[Excerpts from a figure dataset]
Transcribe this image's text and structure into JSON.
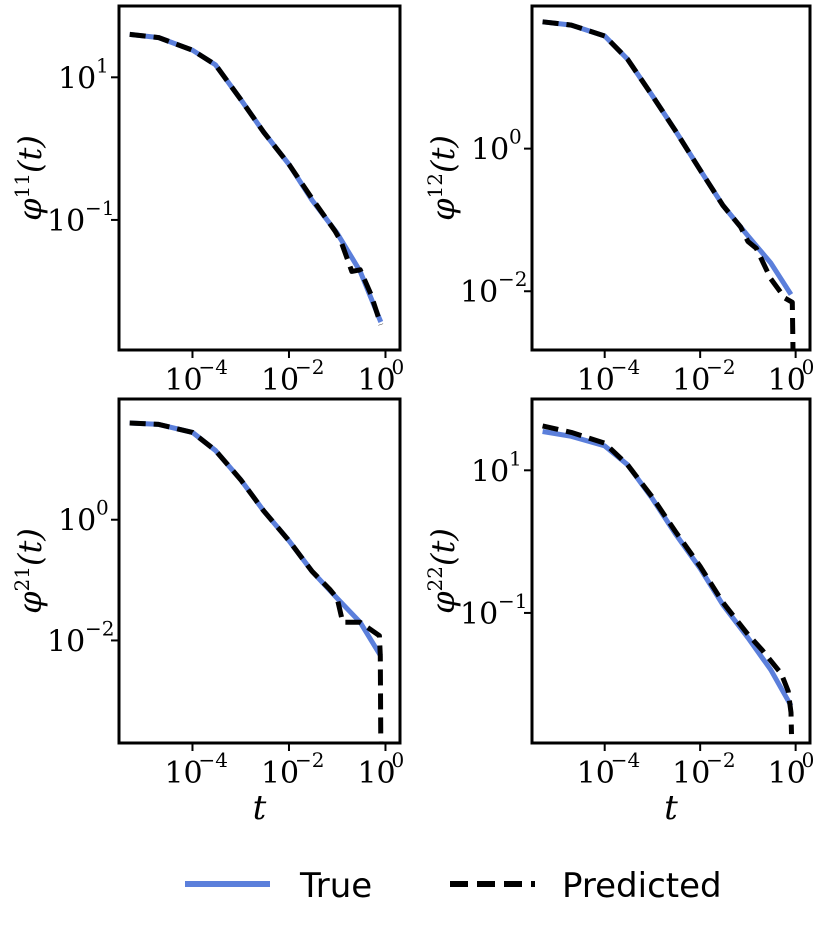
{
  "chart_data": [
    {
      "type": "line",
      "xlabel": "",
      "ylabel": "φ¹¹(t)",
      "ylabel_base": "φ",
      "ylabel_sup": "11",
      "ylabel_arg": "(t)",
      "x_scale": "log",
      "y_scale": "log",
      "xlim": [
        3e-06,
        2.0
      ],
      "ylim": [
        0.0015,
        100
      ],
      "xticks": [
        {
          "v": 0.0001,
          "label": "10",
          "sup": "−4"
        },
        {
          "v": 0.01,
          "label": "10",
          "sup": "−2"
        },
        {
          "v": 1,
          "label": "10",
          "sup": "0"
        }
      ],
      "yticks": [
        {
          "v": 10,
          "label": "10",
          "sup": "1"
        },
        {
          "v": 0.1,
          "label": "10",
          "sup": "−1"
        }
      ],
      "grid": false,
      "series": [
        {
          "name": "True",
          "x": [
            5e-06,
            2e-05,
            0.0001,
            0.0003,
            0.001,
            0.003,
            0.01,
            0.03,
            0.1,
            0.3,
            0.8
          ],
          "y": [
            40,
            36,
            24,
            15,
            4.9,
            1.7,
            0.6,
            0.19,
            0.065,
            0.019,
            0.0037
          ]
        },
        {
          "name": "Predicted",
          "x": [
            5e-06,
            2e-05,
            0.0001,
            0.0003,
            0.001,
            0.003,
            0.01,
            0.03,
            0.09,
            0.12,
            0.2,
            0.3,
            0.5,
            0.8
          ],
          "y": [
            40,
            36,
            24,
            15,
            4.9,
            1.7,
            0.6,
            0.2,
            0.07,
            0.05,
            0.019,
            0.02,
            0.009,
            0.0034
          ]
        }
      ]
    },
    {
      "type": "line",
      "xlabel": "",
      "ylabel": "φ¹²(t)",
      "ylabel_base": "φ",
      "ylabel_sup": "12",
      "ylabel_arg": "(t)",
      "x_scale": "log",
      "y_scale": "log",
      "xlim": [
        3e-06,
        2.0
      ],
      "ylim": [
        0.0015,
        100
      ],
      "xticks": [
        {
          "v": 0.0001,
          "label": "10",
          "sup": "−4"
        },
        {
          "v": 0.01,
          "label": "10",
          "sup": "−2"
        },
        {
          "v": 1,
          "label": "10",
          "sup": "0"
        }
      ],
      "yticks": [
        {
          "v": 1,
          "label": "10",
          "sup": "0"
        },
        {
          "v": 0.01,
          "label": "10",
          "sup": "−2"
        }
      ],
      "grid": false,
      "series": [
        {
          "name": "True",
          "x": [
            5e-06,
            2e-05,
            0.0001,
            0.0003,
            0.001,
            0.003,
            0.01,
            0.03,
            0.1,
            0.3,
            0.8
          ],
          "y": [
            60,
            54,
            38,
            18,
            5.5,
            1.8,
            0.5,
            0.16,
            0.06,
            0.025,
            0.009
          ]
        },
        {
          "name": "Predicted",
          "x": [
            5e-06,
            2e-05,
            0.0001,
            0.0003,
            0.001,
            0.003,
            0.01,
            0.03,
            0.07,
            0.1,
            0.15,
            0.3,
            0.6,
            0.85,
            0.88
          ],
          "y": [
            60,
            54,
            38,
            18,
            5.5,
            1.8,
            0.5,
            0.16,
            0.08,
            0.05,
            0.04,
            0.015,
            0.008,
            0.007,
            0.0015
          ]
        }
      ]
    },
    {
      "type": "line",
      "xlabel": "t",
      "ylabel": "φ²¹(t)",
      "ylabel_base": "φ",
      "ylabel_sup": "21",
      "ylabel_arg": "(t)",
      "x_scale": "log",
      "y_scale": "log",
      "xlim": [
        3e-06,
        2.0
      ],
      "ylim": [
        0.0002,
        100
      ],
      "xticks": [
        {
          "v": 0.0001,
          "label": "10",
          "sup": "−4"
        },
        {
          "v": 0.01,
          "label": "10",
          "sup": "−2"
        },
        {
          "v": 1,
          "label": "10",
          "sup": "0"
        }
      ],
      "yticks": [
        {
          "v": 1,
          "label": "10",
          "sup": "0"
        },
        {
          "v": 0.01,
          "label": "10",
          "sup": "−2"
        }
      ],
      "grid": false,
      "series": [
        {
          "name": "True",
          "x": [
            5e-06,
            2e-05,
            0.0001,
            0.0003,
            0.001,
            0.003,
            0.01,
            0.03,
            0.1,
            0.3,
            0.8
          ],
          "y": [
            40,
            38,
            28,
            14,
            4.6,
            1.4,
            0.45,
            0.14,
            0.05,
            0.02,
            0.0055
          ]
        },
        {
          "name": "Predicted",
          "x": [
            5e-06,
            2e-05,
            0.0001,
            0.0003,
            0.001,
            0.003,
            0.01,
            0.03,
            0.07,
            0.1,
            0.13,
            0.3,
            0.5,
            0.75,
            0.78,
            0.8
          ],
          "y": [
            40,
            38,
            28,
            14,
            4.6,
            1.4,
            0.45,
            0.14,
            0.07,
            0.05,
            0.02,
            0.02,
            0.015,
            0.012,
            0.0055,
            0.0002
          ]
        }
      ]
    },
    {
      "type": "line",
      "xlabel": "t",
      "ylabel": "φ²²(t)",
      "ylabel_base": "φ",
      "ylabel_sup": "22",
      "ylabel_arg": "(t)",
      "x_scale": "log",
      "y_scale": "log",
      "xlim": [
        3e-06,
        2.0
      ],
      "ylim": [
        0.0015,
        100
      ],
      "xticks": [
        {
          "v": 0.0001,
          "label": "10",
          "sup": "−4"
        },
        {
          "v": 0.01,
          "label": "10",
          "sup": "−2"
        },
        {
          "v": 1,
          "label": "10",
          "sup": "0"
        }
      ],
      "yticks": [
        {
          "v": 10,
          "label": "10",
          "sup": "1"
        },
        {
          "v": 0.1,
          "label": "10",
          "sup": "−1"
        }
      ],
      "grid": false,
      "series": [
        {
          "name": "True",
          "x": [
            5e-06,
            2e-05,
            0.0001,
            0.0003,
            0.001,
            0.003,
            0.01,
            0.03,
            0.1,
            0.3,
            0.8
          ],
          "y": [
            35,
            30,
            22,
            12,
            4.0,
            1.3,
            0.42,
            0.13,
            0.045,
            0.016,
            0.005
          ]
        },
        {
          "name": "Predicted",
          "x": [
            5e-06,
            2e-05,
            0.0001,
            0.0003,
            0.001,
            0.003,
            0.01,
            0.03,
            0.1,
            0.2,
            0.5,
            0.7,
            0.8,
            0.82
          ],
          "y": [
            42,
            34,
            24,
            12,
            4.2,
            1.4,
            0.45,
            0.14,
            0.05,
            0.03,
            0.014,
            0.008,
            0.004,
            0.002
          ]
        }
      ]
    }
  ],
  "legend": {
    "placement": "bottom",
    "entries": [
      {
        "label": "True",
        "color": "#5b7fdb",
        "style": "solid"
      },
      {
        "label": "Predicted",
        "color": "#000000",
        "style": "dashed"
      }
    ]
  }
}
* * *
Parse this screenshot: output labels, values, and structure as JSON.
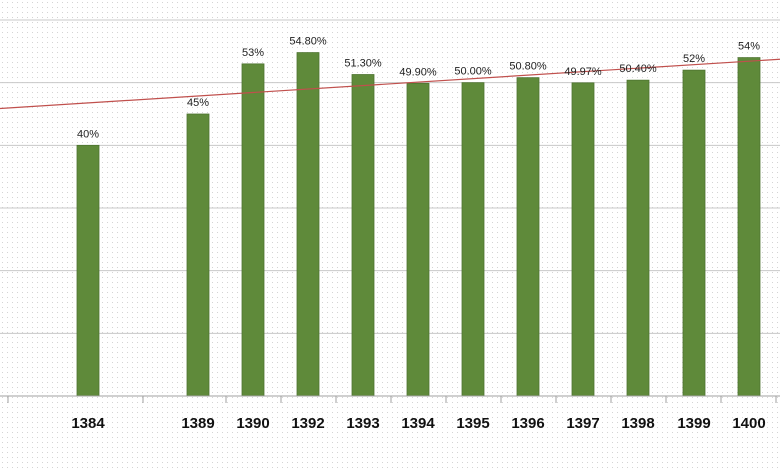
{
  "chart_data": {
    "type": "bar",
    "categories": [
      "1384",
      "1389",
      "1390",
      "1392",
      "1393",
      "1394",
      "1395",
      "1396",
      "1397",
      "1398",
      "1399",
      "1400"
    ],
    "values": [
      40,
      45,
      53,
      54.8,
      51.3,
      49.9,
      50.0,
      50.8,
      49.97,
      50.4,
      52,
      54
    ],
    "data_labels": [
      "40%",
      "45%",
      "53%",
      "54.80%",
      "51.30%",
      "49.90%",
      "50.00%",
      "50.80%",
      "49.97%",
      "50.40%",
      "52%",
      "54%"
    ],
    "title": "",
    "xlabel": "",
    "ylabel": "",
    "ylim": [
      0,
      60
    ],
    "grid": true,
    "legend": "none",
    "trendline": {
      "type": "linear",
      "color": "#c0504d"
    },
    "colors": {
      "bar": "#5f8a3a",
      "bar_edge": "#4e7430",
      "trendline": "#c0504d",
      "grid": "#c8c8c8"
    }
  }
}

### [Set task]
Identify each line of the material where the word "JSON" shows up, and copy it.

### [Solution for this exercise]
Transcribe this image's text and structure into JSON.
Parse this screenshot: output labels, values, and structure as JSON.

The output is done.